GOAL OF THE EXERCISE
In the data below, find every line with the string "page" and pull it out.

THE RECORDS
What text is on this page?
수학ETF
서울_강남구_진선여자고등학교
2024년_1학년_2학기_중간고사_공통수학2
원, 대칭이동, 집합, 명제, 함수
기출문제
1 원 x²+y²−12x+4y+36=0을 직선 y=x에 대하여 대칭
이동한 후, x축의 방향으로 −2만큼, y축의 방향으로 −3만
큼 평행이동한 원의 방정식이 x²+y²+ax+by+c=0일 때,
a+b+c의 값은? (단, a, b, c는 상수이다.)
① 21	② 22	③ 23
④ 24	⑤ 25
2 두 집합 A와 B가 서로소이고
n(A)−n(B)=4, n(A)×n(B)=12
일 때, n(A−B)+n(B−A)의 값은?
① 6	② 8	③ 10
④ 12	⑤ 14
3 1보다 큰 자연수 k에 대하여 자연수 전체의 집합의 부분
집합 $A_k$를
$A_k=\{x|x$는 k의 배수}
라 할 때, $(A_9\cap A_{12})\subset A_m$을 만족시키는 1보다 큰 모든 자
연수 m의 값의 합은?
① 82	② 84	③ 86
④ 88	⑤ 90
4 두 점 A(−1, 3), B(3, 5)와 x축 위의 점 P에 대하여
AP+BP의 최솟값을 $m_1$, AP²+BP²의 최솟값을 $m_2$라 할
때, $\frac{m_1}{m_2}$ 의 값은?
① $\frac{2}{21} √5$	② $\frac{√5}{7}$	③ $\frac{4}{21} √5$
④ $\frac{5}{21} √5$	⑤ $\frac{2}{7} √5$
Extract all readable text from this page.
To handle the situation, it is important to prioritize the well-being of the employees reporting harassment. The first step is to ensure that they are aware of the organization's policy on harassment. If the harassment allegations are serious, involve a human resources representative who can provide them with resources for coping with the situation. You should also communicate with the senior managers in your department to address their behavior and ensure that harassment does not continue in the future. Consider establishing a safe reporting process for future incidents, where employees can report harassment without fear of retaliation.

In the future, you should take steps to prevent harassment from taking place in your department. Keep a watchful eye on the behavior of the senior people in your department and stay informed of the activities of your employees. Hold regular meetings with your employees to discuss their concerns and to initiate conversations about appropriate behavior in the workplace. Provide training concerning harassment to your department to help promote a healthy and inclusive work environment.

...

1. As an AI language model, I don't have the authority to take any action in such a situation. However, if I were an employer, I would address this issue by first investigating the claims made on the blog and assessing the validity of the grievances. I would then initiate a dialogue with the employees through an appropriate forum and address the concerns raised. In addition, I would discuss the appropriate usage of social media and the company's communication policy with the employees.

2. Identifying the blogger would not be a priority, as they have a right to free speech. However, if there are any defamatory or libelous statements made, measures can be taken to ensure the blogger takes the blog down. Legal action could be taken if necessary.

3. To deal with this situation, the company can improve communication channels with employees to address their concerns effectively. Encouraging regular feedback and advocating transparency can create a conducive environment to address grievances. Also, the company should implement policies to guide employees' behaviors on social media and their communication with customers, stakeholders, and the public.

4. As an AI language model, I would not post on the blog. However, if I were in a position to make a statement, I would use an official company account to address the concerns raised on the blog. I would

RESULT BELOW
What text is on this page?
Extract all readable text from this page.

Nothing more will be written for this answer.